**** 页面

《直諫》什么意思|賞析|翻譯
貞觀二年,隋通事舍人鄭仁基女年十六七,容色絕姝,當時莫及。文德皇后訪求得之,請備嬪御。太宗乃聘為充華。詔書已出,策使未發。魏徵聞其已許嫁陸氏,方遽進而言曰:“陛下為人父母,撫愛百姓,當憂其所憂,樂其所樂。自古有道之主,以百姓之心為心,故君處臺榭,則欲民有棟宇之安;食膏粱,則欲民無饑寒之患;顧嬪御,則欲民有室家之歡。此人主之常道也。今鄭氏之女,久已許人,陛下取之不疑,無所顧問,播之四海,豈為民父母之道乎?臣傳聞雖或未的,然恐虧損圣德,情不敢隱。君舉必書,所愿特留神慮。”太宗聞之大驚,手詔答之,深自克責,遂停策使,乃令女還舊夫。左仆射房玄齡、中書令溫彥博、禮部尚書王珪、御史大夫韋挺等云:“女適陸氏,無顯然之狀,大禮既行,不可中止。”又陸氏抗表云:“某父康在日,與鄭家往還,時相贈遺資財,初無婚姻交涉親戚。”并云:“外人不知,妄有此說。”大臣又勸進。太宗于是頗以為疑,問徵曰:“群臣或順旨,陸氏何為過爾分疏?”徵曰:“以臣度之,其意可識,將以陛下同于太上皇。”太宗曰:“何也?”徵曰:“太上皇初平京城,得辛處儉婦,稍蒙寵遇。處儉時為太子舍人,太上皇聞之不悅,遂令出東宮為萬年縣,每懷戰懼,常恐不全首領。陸爽以為陛下今雖容之,恐后陰加譴謫,所以反復自陳,意在于此,不足為怪。”太宗笑曰:“外人意見,或當如此。然朕之所言,未能使人必信。”乃出敕曰:“今聞鄭氏之女,先已受人禮聘,前出文書之日,事不詳審,此乃朕之不是,亦為有司之過。授充華者宜停。”時莫不稱嘆!

********
**** 给定清单

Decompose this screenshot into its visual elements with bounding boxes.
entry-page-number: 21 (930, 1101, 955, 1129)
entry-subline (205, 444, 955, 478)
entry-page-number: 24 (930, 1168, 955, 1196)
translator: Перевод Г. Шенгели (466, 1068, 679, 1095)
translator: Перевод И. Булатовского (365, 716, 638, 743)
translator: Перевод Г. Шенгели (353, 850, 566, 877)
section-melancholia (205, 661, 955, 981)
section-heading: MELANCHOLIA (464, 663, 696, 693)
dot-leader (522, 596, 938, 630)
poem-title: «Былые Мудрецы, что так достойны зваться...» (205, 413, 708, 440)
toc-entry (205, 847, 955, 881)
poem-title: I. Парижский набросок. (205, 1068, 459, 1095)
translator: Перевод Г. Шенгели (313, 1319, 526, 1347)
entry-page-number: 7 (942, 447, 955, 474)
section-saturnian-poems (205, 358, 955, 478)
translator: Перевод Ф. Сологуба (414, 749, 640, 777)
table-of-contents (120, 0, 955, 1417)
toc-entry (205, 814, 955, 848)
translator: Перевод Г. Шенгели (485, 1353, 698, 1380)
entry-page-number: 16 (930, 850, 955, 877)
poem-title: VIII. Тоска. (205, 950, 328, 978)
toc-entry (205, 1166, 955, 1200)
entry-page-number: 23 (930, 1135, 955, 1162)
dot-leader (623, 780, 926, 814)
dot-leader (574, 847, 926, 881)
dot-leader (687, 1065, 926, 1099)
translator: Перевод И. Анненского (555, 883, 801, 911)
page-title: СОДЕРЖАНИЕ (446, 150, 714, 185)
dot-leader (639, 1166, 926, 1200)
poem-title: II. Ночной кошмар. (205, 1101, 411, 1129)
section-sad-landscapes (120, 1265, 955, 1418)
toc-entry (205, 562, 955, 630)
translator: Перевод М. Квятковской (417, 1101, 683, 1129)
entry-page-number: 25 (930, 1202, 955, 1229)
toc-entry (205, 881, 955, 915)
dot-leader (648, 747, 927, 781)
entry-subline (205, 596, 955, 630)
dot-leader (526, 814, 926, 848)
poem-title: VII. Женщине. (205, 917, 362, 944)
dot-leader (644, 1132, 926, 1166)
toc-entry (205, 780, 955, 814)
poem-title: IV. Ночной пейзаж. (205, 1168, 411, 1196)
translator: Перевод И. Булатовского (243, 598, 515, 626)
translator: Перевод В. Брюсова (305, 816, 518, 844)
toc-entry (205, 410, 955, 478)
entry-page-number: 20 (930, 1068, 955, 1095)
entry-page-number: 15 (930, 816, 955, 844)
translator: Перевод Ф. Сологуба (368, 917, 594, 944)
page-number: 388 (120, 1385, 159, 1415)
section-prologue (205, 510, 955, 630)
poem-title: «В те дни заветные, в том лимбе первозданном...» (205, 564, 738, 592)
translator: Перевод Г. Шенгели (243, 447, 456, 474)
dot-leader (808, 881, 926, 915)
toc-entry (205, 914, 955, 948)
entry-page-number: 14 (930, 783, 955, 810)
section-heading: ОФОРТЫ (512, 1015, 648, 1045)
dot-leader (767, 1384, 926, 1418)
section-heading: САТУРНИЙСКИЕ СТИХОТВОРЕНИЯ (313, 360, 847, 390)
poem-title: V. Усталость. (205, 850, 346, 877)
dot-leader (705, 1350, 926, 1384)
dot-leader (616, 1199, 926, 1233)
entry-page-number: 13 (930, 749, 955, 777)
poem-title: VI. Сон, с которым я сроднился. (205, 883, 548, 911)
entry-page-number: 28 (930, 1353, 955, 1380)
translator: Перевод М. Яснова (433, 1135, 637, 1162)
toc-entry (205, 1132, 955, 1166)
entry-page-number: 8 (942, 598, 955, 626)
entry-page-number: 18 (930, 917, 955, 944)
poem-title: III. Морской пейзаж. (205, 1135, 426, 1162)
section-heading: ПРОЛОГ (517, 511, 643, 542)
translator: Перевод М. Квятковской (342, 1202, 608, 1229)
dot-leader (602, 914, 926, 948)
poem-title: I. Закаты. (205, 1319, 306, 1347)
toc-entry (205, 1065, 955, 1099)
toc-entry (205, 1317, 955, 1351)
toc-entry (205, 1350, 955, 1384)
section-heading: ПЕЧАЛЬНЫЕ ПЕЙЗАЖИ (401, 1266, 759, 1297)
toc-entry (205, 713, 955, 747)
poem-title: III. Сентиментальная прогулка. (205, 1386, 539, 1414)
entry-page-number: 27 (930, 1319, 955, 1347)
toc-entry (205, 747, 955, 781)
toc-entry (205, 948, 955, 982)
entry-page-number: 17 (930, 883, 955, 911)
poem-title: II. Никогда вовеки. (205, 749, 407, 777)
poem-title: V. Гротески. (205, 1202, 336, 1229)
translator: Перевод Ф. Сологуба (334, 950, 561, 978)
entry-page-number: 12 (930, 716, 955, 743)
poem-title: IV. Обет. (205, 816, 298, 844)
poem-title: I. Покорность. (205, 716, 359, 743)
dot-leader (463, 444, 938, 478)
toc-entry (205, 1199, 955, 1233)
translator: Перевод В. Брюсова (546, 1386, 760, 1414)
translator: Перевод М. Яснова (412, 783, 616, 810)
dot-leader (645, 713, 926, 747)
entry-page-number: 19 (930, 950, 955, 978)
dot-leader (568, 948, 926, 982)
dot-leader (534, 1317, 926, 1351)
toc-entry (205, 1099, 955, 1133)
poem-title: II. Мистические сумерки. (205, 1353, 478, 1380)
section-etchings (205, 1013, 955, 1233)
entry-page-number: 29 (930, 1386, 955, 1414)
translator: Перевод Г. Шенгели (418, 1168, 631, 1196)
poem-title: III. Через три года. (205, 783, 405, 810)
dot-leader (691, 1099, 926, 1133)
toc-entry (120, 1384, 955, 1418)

********

待做任务
A: 请根据《直谏》原文回答下列问题:
(i) 郑仁基之女当时年纪多大?
(ii) 太宗最初聘她为何种名位?
(iii) 辛处俭被令出东宫后任职于何处?
B: 请接着《直谏》原文最后一句往下续写。

任务解答
A:
(i) 十六七岁。
(ii) 充華。
(iii) 萬年縣。

B:
貞觀三年,詔關中免二年租稅,關東給復一年。尋有敕:“已役已納,并遣輸納,明年總為準折。”給事中魏徵上書曰:“伏見八月九日詔書,率土皆給復一年,老幼相歡,或歌且舞。又聞有敕,丁已配役,即令役滿折造,余物亦遣輸了,待明年總為準折。道路之人,咸失所望。此誠平分百姓,均同七子。但下民難與圖始,日用不足,皆以國家追悔前言,二三其德。臣竊聞之,天之所輔者仁,人之所助者信。今陛下初膺大寶,億兆觀德。始發大號,便有二言。生八表之疑心,失四時之大信。縱國家有倒懸之急,猶必不可。況以泰山之安,而輒行此事!為陛下為此計者,于財利小益,于德義大損。臣誠智識淺短,竊為陛下惜之。伏愿少覽臣言,詳擇利益。冒昧之罪,臣所甘心。”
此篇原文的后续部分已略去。